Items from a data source
════════════════
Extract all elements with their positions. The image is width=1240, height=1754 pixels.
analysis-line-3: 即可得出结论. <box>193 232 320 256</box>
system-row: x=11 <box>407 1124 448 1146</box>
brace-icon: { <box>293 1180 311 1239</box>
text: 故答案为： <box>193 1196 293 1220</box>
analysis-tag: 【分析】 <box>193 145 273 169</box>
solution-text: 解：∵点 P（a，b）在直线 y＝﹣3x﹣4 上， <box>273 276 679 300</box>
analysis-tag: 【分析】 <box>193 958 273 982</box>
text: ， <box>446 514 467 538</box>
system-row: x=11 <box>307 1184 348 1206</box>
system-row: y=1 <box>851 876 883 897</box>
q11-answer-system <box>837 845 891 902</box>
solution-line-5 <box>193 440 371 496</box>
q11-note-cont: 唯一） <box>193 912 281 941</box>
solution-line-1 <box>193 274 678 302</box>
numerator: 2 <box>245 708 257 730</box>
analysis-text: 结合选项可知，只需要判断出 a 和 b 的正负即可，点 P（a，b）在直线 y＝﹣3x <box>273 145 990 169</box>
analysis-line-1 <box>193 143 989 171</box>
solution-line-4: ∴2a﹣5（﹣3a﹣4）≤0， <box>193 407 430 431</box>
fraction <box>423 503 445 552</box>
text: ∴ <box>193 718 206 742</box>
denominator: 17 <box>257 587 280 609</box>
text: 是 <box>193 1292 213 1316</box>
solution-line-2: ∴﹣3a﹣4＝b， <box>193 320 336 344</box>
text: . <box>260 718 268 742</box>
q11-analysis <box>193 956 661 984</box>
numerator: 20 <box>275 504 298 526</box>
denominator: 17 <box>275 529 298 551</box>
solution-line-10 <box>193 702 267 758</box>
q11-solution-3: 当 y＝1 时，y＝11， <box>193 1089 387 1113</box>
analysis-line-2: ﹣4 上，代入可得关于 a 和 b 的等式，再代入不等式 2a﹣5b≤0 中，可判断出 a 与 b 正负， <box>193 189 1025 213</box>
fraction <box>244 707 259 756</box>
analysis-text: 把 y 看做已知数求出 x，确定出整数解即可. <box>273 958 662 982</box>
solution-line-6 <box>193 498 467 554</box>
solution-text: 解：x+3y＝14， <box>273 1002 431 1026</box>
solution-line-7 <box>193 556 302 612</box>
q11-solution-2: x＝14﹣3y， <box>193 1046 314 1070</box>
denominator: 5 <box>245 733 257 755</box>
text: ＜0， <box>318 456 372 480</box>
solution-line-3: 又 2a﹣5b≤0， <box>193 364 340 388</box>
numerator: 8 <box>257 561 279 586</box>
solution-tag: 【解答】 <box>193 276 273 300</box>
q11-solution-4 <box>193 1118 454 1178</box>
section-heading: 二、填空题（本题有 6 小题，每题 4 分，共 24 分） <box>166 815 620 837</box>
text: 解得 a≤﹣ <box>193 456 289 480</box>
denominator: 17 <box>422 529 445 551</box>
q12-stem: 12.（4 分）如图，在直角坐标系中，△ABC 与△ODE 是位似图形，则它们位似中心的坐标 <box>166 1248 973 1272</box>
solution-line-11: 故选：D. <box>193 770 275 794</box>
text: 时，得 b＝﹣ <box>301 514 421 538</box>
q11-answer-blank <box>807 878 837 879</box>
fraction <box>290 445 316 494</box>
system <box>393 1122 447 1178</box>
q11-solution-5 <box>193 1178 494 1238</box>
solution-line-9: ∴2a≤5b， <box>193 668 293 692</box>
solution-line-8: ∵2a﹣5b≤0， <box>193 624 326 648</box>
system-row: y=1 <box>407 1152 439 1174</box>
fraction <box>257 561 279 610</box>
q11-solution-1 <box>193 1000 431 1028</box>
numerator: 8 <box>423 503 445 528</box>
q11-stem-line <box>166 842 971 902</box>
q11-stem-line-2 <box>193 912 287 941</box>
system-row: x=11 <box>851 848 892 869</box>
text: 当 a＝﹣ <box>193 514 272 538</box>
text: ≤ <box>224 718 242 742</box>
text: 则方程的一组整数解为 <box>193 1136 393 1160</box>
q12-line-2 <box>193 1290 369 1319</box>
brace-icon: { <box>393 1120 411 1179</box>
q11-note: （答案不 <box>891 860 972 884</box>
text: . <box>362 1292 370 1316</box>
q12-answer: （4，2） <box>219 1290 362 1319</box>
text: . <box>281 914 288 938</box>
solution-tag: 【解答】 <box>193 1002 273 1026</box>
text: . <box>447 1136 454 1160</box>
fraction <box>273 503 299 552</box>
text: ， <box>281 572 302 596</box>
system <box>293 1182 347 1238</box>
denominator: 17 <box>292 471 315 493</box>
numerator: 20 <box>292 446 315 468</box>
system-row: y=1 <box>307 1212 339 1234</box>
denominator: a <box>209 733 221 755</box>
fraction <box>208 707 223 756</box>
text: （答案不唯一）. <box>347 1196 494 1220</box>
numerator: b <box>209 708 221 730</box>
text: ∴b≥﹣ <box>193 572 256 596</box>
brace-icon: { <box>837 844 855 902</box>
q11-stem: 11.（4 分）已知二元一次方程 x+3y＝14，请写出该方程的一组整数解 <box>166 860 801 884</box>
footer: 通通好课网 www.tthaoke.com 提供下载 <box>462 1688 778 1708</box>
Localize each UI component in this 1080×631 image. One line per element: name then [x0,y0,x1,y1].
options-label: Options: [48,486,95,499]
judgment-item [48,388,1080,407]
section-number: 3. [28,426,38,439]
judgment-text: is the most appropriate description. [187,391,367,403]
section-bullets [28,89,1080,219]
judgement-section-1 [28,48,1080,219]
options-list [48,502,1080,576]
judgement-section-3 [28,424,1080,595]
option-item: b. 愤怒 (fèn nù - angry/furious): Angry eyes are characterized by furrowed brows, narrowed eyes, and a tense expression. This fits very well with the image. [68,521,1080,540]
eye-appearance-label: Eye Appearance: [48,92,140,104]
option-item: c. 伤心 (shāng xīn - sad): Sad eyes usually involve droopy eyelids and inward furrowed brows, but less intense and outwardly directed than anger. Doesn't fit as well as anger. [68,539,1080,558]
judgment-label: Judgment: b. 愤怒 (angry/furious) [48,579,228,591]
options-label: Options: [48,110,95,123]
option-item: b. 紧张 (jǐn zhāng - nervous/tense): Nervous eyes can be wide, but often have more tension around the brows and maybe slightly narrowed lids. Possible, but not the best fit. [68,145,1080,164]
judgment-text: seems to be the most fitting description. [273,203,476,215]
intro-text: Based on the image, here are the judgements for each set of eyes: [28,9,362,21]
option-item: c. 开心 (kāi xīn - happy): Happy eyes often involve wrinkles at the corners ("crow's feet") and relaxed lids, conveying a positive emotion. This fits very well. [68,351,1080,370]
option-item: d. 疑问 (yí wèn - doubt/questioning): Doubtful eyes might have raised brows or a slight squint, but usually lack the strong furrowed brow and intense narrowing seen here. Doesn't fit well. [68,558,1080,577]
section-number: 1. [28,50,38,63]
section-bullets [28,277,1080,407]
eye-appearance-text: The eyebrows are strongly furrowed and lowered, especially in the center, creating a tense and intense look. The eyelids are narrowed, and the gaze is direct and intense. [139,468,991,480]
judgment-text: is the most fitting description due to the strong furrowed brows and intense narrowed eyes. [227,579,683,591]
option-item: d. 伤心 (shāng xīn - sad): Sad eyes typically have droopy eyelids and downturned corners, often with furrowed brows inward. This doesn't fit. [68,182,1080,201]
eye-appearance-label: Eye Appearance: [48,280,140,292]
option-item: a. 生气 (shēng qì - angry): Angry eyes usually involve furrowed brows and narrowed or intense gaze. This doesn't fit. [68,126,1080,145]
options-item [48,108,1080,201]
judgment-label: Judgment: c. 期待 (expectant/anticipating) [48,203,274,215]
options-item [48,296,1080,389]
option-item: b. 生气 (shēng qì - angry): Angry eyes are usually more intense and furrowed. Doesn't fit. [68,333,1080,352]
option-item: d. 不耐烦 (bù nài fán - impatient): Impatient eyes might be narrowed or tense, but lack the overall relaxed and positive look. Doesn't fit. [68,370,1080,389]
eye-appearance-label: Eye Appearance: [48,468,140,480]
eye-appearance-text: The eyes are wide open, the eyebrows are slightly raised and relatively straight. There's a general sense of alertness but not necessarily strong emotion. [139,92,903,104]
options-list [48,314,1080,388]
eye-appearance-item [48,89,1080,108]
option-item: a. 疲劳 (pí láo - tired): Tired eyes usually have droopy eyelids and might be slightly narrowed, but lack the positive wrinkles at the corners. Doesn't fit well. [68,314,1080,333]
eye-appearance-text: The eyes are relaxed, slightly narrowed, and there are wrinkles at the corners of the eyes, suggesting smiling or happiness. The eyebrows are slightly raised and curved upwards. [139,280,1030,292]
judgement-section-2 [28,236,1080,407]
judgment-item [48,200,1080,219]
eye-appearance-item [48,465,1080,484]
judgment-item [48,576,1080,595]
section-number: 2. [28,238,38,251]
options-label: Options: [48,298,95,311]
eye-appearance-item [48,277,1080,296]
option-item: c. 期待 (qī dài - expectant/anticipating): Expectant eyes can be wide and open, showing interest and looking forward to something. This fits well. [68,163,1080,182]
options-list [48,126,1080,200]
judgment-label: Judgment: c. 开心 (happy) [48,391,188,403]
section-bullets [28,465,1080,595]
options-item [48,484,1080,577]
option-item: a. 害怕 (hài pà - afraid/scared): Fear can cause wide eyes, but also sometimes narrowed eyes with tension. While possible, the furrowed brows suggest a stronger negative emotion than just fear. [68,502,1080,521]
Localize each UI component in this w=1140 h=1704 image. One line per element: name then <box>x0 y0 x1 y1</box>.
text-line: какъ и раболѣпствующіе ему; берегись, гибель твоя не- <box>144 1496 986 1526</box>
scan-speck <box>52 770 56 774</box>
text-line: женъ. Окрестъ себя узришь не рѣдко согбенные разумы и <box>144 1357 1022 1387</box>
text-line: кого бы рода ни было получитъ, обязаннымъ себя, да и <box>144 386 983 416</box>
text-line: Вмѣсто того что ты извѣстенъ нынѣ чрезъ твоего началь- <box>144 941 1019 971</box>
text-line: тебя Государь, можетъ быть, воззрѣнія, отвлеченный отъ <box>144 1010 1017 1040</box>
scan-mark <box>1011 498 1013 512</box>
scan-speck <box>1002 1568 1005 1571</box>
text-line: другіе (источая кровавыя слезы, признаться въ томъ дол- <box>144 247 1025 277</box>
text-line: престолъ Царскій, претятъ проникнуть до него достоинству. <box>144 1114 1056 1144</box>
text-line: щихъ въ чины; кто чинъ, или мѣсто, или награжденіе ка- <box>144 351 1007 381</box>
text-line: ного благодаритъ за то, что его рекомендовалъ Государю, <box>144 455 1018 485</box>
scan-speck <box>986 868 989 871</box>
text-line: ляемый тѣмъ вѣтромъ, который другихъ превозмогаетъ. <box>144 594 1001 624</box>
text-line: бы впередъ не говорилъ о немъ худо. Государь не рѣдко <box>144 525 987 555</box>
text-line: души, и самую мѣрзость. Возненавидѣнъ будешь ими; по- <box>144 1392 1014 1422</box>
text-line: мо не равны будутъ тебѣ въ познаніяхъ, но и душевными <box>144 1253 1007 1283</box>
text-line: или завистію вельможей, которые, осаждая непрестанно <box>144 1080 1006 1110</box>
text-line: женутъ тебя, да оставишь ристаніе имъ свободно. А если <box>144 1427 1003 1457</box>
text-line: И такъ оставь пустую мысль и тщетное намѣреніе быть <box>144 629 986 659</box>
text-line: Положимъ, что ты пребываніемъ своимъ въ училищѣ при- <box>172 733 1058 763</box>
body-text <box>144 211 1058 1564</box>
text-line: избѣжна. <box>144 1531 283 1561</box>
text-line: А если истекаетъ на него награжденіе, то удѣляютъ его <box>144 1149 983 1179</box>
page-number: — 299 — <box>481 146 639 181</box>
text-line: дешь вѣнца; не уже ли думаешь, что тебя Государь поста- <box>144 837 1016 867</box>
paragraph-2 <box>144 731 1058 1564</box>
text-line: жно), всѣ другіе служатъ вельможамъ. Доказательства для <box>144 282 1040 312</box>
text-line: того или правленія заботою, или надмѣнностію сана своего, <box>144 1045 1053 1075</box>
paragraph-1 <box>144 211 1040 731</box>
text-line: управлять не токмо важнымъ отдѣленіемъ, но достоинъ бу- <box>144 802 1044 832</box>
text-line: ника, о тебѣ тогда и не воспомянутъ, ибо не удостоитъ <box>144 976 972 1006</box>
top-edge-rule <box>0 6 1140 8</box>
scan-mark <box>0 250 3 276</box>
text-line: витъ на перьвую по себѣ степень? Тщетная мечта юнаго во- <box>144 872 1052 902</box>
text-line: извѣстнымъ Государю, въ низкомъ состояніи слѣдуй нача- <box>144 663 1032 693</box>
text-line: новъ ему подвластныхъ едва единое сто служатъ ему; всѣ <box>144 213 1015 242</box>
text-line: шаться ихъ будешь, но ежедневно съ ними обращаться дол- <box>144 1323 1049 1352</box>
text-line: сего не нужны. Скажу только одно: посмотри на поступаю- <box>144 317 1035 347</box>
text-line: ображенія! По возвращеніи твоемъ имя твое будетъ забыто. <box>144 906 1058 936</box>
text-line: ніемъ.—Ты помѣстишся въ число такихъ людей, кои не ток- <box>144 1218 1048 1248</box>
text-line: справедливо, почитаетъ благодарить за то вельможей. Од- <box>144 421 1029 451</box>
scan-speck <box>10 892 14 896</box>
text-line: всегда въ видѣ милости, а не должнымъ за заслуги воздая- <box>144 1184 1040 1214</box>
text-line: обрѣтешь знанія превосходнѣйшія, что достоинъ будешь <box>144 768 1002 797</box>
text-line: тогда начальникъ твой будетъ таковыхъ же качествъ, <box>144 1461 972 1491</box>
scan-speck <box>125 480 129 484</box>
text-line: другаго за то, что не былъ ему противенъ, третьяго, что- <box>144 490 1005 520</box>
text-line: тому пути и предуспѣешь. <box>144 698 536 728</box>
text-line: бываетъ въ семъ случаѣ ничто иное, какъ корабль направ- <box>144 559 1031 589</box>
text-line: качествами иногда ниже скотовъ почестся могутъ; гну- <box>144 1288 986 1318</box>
════════════════
Give the lines from the start of the data through the line containing "system-row: x=11 <box>307 1184 348 1206</box>" as a JSON list of strings, one string per line, leaving out any blank lines.

[
  "Extract all elements with their positions. The image is width=1240, height=1754 pixels.",
  "analysis-line-3: 即可得出结论. <box>193 232 320 256</box>",
  "system-row: x=11 <box>407 1124 448 1146</box>",
  "brace-icon: { <box>293 1180 311 1239</box>",
  "text: 故答案为： <box>193 1196 293 1220</box>",
  "analysis-tag: 【分析】 <box>193 145 273 169</box>",
  "solution-text: 解：∵点 P（a，b）在直线 y＝﹣3x﹣4 上， <box>273 276 679 300</box>",
  "analysis-tag: 【分析】 <box>193 958 273 982</box>",
  "text: ， <box>446 514 467 538</box>",
  "system-row: x=11 <box>307 1184 348 1206</box>"
]